### TASK INSTRUCTIONS
Search the material for the string "melalui" and copy each line where it occurs.

++++ RECORDS FOR THIS EXERCISE ++++

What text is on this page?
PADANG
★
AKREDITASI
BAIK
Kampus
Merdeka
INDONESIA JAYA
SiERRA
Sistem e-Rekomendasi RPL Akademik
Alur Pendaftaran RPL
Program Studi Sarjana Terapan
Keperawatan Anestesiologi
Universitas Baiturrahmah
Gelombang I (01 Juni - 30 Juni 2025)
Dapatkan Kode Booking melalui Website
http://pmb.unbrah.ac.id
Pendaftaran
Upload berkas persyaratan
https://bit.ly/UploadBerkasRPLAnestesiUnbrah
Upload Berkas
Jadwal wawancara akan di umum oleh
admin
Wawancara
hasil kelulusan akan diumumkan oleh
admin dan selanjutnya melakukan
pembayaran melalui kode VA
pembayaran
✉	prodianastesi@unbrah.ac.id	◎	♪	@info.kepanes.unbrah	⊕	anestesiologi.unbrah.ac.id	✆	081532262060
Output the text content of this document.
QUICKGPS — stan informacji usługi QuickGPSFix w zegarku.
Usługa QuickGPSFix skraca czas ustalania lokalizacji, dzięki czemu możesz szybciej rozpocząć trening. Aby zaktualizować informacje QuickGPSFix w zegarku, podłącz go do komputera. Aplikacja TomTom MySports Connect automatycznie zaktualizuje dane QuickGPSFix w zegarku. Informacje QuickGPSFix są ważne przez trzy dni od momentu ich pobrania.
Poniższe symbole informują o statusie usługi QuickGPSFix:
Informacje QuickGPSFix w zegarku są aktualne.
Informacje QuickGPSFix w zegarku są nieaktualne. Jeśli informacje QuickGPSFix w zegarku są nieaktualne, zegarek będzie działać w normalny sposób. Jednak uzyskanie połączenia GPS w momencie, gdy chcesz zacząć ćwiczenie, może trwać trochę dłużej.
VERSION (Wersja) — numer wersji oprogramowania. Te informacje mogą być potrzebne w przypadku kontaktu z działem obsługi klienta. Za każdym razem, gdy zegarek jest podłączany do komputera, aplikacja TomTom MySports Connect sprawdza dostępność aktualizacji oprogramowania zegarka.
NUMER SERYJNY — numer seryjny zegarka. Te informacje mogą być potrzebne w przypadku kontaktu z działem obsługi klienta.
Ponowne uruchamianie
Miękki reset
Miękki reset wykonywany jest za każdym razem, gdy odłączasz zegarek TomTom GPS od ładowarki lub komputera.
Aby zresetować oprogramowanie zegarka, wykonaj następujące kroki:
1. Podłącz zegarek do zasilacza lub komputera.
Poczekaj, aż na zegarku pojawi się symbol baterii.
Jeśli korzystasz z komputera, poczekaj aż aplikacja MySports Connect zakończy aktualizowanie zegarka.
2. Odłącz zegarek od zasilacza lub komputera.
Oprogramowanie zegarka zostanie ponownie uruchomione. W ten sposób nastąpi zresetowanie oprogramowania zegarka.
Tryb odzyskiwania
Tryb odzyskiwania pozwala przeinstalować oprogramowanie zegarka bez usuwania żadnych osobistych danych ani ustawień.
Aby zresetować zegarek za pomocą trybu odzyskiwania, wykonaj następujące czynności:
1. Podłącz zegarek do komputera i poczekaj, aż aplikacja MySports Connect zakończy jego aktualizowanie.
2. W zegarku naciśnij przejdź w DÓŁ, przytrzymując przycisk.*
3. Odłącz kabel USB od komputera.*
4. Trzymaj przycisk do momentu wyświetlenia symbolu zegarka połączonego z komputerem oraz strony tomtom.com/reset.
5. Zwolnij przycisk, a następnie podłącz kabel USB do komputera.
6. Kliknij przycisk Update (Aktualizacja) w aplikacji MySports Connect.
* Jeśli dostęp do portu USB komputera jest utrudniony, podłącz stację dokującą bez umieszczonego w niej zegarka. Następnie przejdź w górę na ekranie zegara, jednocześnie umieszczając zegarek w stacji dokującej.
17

++++

### IN RESPONSE
Dapatkan Kode Booking melalui Website
pembayaran melalui kode VA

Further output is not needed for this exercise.